> **INPUT DATA**
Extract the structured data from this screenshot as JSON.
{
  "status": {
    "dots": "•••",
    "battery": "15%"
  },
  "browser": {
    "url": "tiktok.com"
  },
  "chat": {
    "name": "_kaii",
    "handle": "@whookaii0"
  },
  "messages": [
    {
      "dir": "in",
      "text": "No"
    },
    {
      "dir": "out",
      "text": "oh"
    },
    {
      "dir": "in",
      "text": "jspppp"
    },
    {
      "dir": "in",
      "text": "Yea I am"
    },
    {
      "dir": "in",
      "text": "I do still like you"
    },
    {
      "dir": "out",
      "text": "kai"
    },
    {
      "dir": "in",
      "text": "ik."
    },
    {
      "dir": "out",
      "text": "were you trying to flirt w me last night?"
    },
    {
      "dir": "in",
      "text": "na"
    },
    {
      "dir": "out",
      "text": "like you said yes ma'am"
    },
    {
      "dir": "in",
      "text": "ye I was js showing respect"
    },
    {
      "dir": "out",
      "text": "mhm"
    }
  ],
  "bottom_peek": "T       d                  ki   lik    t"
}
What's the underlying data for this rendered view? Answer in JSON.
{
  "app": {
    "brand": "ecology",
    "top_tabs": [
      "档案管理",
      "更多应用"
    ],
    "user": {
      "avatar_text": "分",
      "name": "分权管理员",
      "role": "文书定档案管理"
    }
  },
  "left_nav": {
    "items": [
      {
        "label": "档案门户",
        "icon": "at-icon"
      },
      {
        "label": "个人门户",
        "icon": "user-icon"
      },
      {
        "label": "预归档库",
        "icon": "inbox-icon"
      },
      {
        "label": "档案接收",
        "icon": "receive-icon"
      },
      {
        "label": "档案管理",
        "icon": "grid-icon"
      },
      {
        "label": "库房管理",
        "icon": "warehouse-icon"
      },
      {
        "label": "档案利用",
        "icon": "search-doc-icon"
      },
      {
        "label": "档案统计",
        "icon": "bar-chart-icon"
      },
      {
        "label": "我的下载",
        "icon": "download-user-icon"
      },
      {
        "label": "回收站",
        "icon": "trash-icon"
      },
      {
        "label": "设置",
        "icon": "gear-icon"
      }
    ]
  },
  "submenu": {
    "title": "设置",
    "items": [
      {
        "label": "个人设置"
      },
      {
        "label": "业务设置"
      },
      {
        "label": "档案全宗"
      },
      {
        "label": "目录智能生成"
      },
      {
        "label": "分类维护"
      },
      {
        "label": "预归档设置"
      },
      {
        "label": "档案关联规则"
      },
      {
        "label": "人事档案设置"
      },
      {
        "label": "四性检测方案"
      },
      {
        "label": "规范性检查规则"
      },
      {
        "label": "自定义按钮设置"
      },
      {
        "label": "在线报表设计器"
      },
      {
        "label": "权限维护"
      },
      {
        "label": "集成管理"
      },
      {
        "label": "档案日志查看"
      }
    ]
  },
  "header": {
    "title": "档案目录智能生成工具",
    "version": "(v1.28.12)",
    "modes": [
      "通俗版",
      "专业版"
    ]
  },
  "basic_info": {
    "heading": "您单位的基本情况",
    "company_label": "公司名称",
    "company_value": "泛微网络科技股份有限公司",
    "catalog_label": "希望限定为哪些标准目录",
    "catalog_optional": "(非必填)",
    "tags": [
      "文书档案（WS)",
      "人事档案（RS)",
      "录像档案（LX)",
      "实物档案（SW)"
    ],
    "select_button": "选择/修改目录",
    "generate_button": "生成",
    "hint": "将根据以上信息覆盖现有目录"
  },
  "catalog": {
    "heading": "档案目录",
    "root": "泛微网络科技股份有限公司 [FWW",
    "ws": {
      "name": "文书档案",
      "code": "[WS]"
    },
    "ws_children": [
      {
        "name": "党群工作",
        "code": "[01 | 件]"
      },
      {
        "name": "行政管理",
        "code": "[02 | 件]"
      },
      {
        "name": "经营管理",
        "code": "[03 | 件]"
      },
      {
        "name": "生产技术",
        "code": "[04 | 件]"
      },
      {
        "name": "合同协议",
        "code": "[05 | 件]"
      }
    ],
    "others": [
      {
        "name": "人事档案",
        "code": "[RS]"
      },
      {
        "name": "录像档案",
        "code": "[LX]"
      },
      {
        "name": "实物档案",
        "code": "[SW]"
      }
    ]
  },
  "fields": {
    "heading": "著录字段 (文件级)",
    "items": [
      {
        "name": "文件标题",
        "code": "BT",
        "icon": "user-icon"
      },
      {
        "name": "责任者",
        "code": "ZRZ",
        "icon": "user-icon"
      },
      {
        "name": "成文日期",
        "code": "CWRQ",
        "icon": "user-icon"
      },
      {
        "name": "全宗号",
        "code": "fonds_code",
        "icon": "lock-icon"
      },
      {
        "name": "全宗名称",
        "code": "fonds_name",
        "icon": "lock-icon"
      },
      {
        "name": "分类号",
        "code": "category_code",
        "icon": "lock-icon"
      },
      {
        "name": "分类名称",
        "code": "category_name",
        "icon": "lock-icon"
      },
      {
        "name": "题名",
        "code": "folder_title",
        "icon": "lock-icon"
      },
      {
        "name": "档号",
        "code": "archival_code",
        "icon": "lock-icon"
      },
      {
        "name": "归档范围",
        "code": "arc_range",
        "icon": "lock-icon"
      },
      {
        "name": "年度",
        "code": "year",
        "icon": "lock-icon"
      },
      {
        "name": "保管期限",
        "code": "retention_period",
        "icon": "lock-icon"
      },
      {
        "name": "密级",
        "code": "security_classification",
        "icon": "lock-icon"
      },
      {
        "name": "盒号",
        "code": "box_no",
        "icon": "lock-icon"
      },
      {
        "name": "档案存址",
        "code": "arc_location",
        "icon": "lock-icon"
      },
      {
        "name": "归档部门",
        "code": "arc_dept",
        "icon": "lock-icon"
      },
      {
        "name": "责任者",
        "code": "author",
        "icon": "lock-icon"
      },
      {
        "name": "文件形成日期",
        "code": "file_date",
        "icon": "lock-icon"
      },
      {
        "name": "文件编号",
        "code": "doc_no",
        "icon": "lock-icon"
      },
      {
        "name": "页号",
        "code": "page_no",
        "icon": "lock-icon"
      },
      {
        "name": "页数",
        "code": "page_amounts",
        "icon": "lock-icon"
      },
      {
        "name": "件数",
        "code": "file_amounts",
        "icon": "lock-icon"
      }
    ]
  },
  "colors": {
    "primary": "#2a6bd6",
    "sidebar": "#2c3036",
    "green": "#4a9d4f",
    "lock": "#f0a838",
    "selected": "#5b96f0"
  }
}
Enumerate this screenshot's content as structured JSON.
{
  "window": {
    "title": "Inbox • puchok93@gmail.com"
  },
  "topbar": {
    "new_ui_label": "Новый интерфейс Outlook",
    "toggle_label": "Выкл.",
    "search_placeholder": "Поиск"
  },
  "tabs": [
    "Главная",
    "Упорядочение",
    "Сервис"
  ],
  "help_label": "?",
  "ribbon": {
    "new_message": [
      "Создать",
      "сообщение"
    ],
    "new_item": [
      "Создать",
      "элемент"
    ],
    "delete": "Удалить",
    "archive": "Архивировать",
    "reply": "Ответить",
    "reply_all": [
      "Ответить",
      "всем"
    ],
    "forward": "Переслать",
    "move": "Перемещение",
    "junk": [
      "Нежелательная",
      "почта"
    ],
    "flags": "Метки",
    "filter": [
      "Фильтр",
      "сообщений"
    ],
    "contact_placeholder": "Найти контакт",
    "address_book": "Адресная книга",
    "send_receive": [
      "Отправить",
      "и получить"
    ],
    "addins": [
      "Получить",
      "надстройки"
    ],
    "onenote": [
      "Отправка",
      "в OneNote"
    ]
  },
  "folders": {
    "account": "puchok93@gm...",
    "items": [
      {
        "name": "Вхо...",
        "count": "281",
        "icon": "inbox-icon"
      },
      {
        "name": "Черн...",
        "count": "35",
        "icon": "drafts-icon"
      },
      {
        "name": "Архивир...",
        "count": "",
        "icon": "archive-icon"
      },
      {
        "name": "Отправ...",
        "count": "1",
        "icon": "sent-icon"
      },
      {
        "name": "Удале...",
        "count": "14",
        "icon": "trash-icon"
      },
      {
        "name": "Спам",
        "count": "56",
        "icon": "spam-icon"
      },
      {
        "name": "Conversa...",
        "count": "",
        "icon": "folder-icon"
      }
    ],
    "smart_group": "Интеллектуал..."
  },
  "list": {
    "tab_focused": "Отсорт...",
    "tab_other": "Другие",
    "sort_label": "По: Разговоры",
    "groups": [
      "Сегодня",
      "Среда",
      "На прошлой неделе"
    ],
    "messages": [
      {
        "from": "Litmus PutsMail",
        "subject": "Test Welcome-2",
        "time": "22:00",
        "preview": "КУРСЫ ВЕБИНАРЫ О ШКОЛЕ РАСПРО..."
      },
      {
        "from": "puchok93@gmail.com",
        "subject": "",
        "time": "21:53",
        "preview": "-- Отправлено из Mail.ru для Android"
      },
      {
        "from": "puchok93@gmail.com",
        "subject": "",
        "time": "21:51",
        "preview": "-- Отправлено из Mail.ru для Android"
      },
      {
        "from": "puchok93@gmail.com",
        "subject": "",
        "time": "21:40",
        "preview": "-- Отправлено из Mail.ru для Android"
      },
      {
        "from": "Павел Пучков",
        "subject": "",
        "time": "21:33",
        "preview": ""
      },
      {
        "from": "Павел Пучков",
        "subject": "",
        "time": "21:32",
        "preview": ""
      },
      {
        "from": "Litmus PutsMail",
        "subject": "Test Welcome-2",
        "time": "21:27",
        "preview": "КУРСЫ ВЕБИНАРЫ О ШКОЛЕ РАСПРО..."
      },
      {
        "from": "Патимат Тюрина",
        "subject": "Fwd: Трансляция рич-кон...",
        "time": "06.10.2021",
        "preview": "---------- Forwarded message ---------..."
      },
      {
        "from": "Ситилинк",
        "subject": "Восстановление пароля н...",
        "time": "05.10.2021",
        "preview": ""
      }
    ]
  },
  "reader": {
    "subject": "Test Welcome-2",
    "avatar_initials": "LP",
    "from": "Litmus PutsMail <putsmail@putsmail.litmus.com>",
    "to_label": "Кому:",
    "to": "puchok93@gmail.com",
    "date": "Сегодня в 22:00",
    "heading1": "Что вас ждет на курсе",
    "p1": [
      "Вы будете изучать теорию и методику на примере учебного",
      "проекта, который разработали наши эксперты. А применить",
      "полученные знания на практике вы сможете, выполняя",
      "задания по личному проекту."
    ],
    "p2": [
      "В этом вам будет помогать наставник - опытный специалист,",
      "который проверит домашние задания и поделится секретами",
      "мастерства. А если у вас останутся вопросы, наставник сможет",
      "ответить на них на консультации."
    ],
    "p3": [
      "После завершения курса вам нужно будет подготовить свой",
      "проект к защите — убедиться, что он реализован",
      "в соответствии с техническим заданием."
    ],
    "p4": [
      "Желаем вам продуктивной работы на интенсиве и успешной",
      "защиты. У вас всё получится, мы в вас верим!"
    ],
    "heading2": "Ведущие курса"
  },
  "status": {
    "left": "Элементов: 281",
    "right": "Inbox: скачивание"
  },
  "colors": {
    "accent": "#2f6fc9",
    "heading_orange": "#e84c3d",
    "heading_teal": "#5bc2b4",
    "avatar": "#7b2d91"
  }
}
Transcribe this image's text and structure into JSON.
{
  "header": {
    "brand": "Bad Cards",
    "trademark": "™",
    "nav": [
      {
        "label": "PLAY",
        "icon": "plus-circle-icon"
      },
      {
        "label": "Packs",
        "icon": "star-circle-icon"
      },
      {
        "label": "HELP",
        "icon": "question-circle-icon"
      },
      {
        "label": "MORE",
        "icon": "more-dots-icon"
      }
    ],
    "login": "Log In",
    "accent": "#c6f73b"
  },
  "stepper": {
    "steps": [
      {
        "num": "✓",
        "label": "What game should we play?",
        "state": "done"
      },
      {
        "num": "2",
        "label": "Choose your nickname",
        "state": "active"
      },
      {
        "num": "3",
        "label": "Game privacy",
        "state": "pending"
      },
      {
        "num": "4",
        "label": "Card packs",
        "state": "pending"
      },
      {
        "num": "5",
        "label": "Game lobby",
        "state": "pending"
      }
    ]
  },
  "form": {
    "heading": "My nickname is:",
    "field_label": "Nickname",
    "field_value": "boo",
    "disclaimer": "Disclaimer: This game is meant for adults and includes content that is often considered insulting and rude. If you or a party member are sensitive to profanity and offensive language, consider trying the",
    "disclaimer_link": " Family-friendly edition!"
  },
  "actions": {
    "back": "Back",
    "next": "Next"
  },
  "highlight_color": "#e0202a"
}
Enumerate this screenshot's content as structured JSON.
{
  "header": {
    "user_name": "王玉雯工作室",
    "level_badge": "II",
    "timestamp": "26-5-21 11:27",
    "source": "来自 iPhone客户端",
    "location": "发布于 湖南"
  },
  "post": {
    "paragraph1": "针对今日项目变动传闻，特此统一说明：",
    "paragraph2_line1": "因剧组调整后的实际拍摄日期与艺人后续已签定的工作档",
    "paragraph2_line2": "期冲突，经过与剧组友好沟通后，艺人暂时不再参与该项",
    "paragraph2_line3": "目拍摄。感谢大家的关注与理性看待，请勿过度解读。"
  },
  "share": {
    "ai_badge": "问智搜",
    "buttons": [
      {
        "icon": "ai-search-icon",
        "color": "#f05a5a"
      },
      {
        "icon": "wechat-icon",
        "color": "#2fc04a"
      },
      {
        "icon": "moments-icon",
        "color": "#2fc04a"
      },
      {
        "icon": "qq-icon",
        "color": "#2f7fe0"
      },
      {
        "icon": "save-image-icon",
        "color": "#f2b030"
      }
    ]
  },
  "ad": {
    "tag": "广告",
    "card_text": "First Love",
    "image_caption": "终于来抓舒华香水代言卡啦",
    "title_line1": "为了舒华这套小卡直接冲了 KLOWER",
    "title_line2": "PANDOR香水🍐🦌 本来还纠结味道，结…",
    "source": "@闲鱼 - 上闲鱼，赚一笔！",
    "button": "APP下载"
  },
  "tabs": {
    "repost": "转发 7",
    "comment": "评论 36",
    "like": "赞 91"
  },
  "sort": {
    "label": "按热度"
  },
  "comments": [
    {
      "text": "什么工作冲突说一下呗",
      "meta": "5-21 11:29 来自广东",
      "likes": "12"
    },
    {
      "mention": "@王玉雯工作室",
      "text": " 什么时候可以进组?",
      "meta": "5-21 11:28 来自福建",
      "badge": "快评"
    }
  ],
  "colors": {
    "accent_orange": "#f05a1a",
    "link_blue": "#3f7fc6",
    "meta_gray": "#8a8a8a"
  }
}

> **GIVEN TASK**
Go through the records and pull out each line that includes the word "JSON".

> **FINAL ANSWER**
Extract the structured data from this screenshot as JSON.
What's the underlying data for this rendered view? Answer in JSON.
Enumerate this screenshot's content as structured JSON.
Transcribe this image's text and structure into JSON.
Enumerate this screenshot's content as structured JSON.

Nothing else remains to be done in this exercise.